Would you quote every entry exactly, dropping only the pictures?

Dataset rows about figures:
========================================================================
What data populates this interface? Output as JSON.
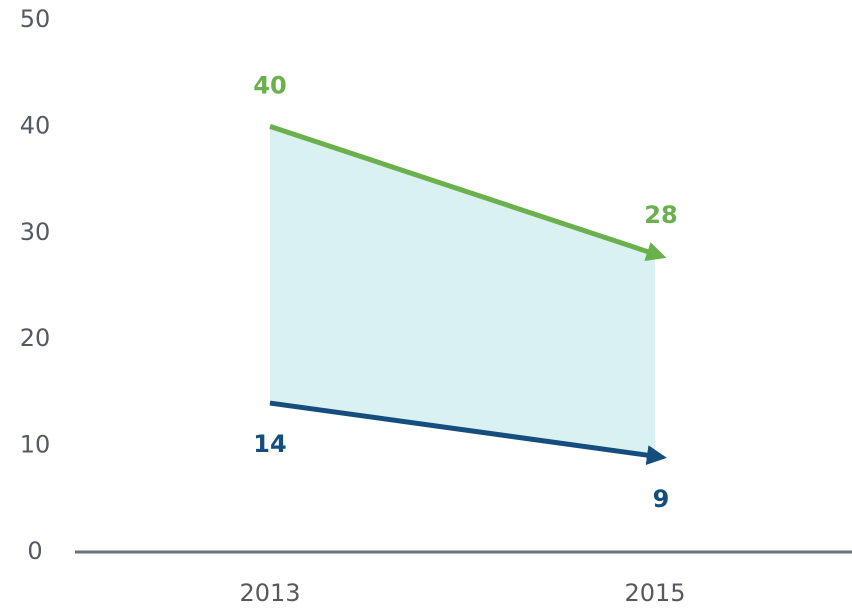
{
  "chart_data": {
    "type": "line",
    "categories": [
      "2013",
      "2015"
    ],
    "series": [
      {
        "color": "#6ab04c",
        "values": [
          40,
          28
        ]
      },
      {
        "color": "#144d7e",
        "values": [
          14,
          9
        ]
      }
    ],
    "fill_between_color": "#d9f1f1",
    "ylim": [
      0,
      50
    ],
    "yticks": [
      0,
      10,
      20,
      30,
      40,
      50
    ]
  }
}
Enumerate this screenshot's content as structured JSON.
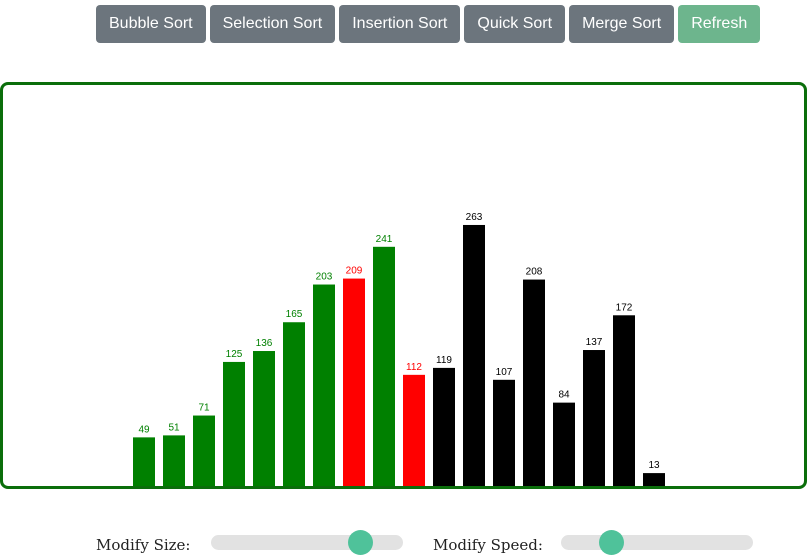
{
  "toolbar": {
    "buttons": [
      {
        "label": "Bubble Sort"
      },
      {
        "label": "Selection Sort"
      },
      {
        "label": "Insertion Sort"
      },
      {
        "label": "Quick Sort"
      },
      {
        "label": "Merge Sort"
      },
      {
        "label": "Refresh"
      }
    ]
  },
  "colors": {
    "sorted": "#008000",
    "active": "#ff0000",
    "unsorted": "#000000",
    "button": "#6c757d",
    "refresh": "#6db58d",
    "slider": "#4fc29a",
    "border": "#0b6e0b"
  },
  "chart_data": {
    "type": "bar",
    "values": [
      49,
      51,
      71,
      125,
      136,
      165,
      203,
      209,
      241,
      112,
      119,
      263,
      107,
      208,
      84,
      137,
      172,
      13
    ],
    "states": [
      "sorted",
      "sorted",
      "sorted",
      "sorted",
      "sorted",
      "sorted",
      "sorted",
      "active",
      "sorted",
      "active",
      "unsorted",
      "unsorted",
      "unsorted",
      "unsorted",
      "unsorted",
      "unsorted",
      "unsorted",
      "unsorted"
    ],
    "ylim": [
      0,
      400
    ]
  },
  "controls": {
    "size": {
      "label": "Modify Size:",
      "level": 0.82
    },
    "speed": {
      "label": "Modify Speed:",
      "level": 0.23
    }
  }
}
========================================================================
EXERCISE ANSWER:
What data populates this interface? Output as JSON.
{
  "chart_data": {
    "type": "line",
    "categories": [
      "2013",
      "2015"
    ],
    "series": [
      {
        "color": "#6ab04c",
        "values": [
          40,
          28
        ]
      },
      {
        "color": "#144d7e",
        "values": [
          14,
          9
        ]
      }
    ],
    "fill_between_color": "#d9f1f1",
    "ylim": [
      0,
      50
    ],
    "yticks": [
      0,
      10,
      20,
      30,
      40,
      50
    ]
  }
}
Enumerate this screenshot's content as structured JSON.
{
  "toolbar": {
    "buttons": [
      {
        "label": "Bubble Sort"
      },
      {
        "label": "Selection Sort"
      },
      {
        "label": "Insertion Sort"
      },
      {
        "label": "Quick Sort"
      },
      {
        "label": "Merge Sort"
      },
      {
        "label": "Refresh"
      }
    ]
  },
  "colors": {
    "sorted": "#008000",
    "active": "#ff0000",
    "unsorted": "#000000",
    "button": "#6c757d",
    "refresh": "#6db58d",
    "slider": "#4fc29a",
    "border": "#0b6e0b"
  },
  "chart_data": {
    "type": "bar",
    "values": [
      49,
      51,
      71,
      125,
      136,
      165,
      203,
      209,
      241,
      112,
      119,
      263,
      107,
      208,
      84,
      137,
      172,
      13
    ],
    "states": [
      "sorted",
      "sorted",
      "sorted",
      "sorted",
      "sorted",
      "sorted",
      "sorted",
      "active",
      "sorted",
      "active",
      "unsorted",
      "unsorted",
      "unsorted",
      "unsorted",
      "unsorted",
      "unsorted",
      "unsorted",
      "unsorted"
    ],
    "ylim": [
      0,
      400
    ]
  },
  "controls": {
    "size": {
      "label": "Modify Size:",
      "level": 0.82
    },
    "speed": {
      "label": "Modify Speed:",
      "level": 0.23
    }
  }
}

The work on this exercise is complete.